**TASK REQUIREMENTS**
Keep the pictures out and restate every record exactly.
+-------+
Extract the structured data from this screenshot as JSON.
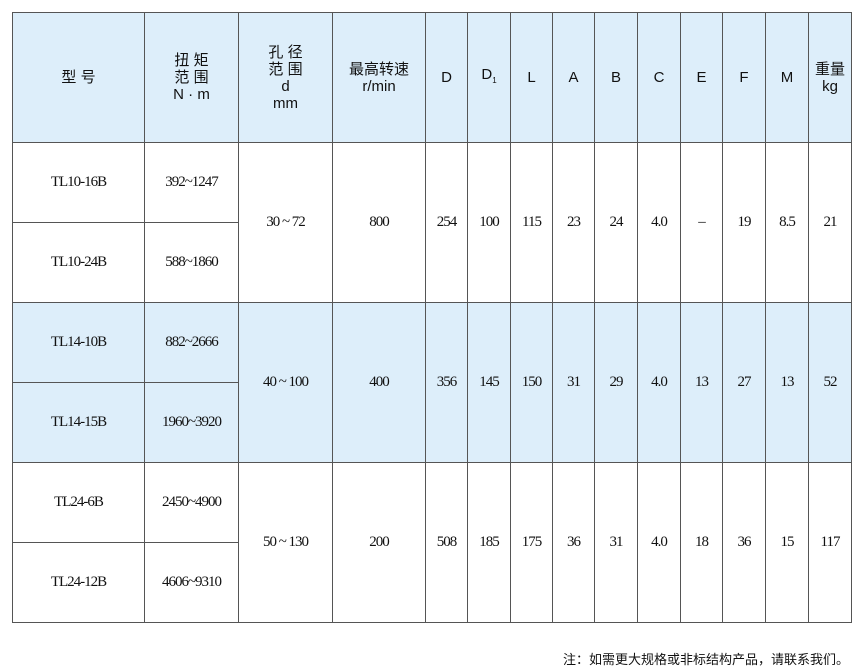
{
  "headers": {
    "model": "型 号",
    "torque": [
      "扭 矩",
      "范 围",
      "N · m"
    ],
    "bore": [
      "孔 径",
      "范 围",
      "d",
      "mm"
    ],
    "speed": [
      "最高转速",
      "r/min"
    ],
    "D": "D",
    "D1": "D",
    "D1_sub": "1",
    "L": "L",
    "A": "A",
    "B": "B",
    "C": "C",
    "E": "E",
    "F": "F",
    "M": "M",
    "weight": [
      "重量",
      "kg"
    ]
  },
  "groups": [
    {
      "rows": [
        {
          "model": "TL10-16B",
          "torque": "392~1247"
        },
        {
          "model": "TL10-24B",
          "torque": "588~1860"
        }
      ],
      "bore": "30 ~  72",
      "speed": "800",
      "D": "254",
      "D1": "100",
      "L": "115",
      "A": "23",
      "B": "24",
      "C": "4.0",
      "E": "–",
      "F": "19",
      "M": "8.5",
      "weight": "21"
    },
    {
      "rows": [
        {
          "model": "TL14-10B",
          "torque": "882~2666"
        },
        {
          "model": "TL14-15B",
          "torque": "1960~3920"
        }
      ],
      "bore": "40 ~ 100",
      "speed": "400",
      "D": "356",
      "D1": "145",
      "L": "150",
      "A": "31",
      "B": "29",
      "C": "4.0",
      "E": "13",
      "F": "27",
      "M": "13",
      "weight": "52"
    },
    {
      "rows": [
        {
          "model": "TL24-6B",
          "torque": "2450~4900"
        },
        {
          "model": "TL24-12B",
          "torque": "4606~9310"
        }
      ],
      "bore": "50 ~ 130",
      "speed": "200",
      "D": "508",
      "D1": "185",
      "L": "175",
      "A": "36",
      "B": "31",
      "C": "4.0",
      "E": "18",
      "F": "36",
      "M": "15",
      "weight": "117"
    }
  ],
  "note": "注：如需更大规格或非标结构产品，请联系我们。",
  "colors": {
    "header_bg": "#ddeefa",
    "border": "#555555"
  }
}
+-------+
**COMPLETED TASK**
Extract the structured data from this screenshot as JSON.
{
  "headers": {
    "model": "型 号",
    "torque": [
      "扭 矩",
      "范 围",
      "N · m"
    ],
    "bore": [
      "孔 径",
      "范 围",
      "d",
      "mm"
    ],
    "speed": [
      "最高转速",
      "r/min"
    ],
    "D": "D",
    "D1": "D",
    "D1_sub": "1",
    "L": "L",
    "A": "A",
    "B": "B",
    "C": "C",
    "E": "E",
    "F": "F",
    "M": "M",
    "weight": [
      "重量",
      "kg"
    ]
  },
  "groups": [
    {
      "rows": [
        {
          "model": "TL10-16B",
          "torque": "392~1247"
        },
        {
          "model": "TL10-24B",
          "torque": "588~1860"
        }
      ],
      "bore": "30 ~  72",
      "speed": "800",
      "D": "254",
      "D1": "100",
      "L": "115",
      "A": "23",
      "B": "24",
      "C": "4.0",
      "E": "–",
      "F": "19",
      "M": "8.5",
      "weight": "21"
    },
    {
      "rows": [
        {
          "model": "TL14-10B",
          "torque": "882~2666"
        },
        {
          "model": "TL14-15B",
          "torque": "1960~3920"
        }
      ],
      "bore": "40 ~ 100",
      "speed": "400",
      "D": "356",
      "D1": "145",
      "L": "150",
      "A": "31",
      "B": "29",
      "C": "4.0",
      "E": "13",
      "F": "27",
      "M": "13",
      "weight": "52"
    },
    {
      "rows": [
        {
          "model": "TL24-6B",
          "torque": "2450~4900"
        },
        {
          "model": "TL24-12B",
          "torque": "4606~9310"
        }
      ],
      "bore": "50 ~ 130",
      "speed": "200",
      "D": "508",
      "D1": "185",
      "L": "175",
      "A": "36",
      "B": "31",
      "C": "4.0",
      "E": "18",
      "F": "36",
      "M": "15",
      "weight": "117"
    }
  ],
  "note": "注：如需更大规格或非标结构产品，请联系我们。",
  "colors": {
    "header_bg": "#ddeefa",
    "border": "#555555"
  }
}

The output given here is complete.